**Task details**
Review the lines that follow and copy each one that contains the word "предоставления".

**Supplied records**
━━━━━━━━━━

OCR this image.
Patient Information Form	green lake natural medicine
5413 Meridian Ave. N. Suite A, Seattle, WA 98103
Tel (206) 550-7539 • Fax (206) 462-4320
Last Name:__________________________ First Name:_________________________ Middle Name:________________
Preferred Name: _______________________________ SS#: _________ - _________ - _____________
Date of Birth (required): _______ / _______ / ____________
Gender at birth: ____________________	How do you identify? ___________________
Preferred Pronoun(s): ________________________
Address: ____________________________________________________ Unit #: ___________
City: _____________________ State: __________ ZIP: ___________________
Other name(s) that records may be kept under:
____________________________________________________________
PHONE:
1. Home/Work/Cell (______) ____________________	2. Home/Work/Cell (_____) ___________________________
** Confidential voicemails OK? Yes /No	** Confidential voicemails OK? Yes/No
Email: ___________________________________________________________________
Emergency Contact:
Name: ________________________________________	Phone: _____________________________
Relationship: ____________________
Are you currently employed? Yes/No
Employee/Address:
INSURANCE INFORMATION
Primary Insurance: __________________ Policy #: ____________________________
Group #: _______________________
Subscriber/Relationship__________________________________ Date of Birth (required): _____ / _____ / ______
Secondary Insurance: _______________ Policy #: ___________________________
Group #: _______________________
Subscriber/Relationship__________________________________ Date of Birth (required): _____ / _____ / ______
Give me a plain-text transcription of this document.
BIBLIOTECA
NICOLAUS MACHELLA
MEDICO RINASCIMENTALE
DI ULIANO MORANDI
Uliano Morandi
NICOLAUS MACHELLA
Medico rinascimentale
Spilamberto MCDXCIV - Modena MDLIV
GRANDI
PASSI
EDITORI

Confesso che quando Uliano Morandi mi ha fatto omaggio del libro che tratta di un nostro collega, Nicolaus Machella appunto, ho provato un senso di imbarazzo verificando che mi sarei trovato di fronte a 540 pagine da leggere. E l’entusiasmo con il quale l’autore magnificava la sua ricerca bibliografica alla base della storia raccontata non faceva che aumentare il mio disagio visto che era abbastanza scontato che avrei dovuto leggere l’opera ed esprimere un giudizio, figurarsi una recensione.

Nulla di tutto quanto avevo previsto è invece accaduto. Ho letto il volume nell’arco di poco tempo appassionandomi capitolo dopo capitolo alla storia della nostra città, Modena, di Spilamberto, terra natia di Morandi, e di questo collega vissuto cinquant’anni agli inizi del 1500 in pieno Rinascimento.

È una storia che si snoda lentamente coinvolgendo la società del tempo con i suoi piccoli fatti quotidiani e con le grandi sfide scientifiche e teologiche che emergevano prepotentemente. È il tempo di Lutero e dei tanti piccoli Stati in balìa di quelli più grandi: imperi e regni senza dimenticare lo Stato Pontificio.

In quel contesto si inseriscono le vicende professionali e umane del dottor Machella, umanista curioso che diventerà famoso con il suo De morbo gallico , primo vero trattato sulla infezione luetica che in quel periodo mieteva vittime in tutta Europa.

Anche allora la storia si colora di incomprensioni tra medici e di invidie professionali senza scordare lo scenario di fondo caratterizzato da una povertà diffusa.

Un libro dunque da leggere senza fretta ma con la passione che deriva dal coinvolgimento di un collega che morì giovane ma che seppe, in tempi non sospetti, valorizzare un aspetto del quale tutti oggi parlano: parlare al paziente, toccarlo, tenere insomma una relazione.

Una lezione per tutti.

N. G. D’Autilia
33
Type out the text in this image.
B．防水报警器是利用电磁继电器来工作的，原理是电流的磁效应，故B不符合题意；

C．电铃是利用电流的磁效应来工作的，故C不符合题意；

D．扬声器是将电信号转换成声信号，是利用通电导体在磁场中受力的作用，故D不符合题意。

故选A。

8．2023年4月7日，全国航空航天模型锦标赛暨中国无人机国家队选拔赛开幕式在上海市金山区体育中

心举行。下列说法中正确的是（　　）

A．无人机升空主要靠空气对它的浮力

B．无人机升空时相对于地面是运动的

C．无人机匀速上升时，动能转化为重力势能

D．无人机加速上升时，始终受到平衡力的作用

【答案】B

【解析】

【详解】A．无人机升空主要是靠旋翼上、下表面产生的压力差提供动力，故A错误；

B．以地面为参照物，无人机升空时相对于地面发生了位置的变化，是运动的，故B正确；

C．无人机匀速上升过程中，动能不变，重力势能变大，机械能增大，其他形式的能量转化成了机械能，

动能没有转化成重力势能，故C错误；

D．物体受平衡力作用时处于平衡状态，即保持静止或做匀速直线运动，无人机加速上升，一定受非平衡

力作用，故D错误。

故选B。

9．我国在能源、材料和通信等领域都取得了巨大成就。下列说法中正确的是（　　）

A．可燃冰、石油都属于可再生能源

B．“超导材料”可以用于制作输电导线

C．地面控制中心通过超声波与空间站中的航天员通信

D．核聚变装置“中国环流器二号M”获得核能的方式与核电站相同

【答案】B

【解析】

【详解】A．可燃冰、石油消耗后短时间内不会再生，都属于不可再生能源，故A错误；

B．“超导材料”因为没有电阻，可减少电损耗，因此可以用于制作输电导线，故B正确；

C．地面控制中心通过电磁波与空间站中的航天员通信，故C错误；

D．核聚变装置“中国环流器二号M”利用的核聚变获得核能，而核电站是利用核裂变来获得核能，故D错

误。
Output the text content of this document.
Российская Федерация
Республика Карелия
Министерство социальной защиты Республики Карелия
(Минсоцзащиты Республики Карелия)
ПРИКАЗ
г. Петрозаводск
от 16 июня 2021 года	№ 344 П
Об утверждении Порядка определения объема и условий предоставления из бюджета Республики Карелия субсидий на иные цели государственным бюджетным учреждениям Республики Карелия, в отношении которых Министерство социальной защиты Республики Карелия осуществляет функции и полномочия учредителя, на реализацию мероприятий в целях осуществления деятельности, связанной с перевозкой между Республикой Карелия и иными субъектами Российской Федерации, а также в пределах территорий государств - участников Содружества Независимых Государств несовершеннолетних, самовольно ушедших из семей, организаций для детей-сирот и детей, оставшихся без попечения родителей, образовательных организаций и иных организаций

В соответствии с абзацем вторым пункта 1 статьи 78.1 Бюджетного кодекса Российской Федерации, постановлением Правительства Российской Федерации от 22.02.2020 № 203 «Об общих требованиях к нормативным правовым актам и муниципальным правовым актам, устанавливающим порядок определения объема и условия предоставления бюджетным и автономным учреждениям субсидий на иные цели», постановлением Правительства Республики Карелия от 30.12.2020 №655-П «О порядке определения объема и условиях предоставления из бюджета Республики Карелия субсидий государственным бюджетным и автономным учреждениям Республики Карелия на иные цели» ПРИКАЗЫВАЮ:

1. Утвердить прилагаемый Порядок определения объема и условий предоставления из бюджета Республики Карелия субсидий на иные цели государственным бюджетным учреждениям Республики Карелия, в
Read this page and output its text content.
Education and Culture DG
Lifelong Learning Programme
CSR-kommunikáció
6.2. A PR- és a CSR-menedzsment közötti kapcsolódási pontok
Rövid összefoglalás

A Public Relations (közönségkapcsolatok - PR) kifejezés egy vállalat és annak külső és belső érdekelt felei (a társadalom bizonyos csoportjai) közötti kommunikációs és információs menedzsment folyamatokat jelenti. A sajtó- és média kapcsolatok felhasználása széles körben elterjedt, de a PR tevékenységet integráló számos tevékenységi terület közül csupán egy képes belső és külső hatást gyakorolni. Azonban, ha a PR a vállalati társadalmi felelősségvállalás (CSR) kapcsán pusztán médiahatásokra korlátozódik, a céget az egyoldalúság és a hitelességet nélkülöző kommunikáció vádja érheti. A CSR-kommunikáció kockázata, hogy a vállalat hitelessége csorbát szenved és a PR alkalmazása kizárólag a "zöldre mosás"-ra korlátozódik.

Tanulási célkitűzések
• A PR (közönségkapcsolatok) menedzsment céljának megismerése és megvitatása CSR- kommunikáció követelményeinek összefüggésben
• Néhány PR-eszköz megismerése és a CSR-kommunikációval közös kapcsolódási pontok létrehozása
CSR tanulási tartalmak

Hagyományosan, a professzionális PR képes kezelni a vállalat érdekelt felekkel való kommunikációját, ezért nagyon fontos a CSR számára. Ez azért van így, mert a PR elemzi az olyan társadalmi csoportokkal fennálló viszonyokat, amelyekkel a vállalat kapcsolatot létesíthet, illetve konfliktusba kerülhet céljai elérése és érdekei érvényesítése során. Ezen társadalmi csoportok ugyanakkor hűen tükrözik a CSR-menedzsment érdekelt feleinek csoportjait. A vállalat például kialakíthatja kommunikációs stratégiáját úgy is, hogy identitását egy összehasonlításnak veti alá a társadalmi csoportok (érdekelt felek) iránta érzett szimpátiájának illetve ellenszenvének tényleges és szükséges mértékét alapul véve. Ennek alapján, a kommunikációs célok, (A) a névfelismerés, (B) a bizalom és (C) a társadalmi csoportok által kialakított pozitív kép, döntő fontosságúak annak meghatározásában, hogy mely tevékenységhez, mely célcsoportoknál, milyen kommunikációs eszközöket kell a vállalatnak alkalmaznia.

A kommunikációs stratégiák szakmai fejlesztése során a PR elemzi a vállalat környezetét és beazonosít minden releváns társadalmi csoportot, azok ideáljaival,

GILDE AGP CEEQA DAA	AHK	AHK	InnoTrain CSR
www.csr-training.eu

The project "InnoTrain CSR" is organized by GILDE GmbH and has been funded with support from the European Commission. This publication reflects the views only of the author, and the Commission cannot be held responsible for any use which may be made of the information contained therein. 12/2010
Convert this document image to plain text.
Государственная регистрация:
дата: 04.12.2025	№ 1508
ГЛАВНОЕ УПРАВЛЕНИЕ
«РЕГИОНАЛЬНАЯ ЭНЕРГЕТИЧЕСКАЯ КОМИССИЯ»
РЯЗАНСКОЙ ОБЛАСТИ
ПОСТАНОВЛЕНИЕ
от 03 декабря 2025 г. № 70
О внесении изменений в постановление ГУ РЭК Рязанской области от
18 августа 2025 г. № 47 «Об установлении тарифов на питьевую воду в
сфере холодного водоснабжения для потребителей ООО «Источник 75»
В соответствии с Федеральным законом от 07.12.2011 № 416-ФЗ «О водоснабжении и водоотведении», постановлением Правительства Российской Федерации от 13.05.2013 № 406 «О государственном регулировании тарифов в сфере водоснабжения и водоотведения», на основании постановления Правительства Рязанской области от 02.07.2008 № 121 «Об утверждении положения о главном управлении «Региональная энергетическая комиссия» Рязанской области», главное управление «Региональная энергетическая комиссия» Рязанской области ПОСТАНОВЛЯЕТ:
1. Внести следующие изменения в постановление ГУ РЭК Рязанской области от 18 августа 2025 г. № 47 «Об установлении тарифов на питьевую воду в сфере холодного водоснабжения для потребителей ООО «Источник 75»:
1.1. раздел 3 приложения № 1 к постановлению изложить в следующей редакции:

━━━━━━━━━━

**Written solution**
Об утверждении Порядка определения объема и условий предоставления из бюджета Республики Карелия субсидий на иные цели государственным бюджетным учреждениям Республики Карелия, в отношении которых Министерство социальной защиты Республики Карелия осуществляет функции и полномочия учредителя, на реализацию мероприятий в целях осуществления деятельности, связанной с перевозкой между Республикой Карелия и иными субъектами Российской Федерации, а также в пределах территорий государств - участников Содружества Независимых Государств несовершеннолетних, самовольно ушедших из семей, организаций для детей-сирот и детей, оставшихся без попечения родителей, образовательных организаций и иных организаций
В соответствии с абзацем вторым пункта 1 статьи 78.1 Бюджетного кодекса Российской Федерации, постановлением Правительства Российской Федерации от 22.02.2020 № 203 «Об общих требованиях к нормативным правовым актам и муниципальным правовым актам, устанавливающим порядок определения объема и условия предоставления бюджетным и автономным учреждениям субсидий на иные цели», постановлением Правительства Республики Карелия от 30.12.2020 №655-П «О порядке определения объема и условиях предоставления из бюджета Республики Карелия субсидий государственным бюджетным и автономным учреждениям Республики Карелия на иные цели» ПРИКАЗЫВАЮ:
1. Утвердить прилагаемый Порядок определения объема и условий предоставления из бюджета Республики Карелия субсидий на иные цели государственным бюджетным учреждениям Республики Карелия, в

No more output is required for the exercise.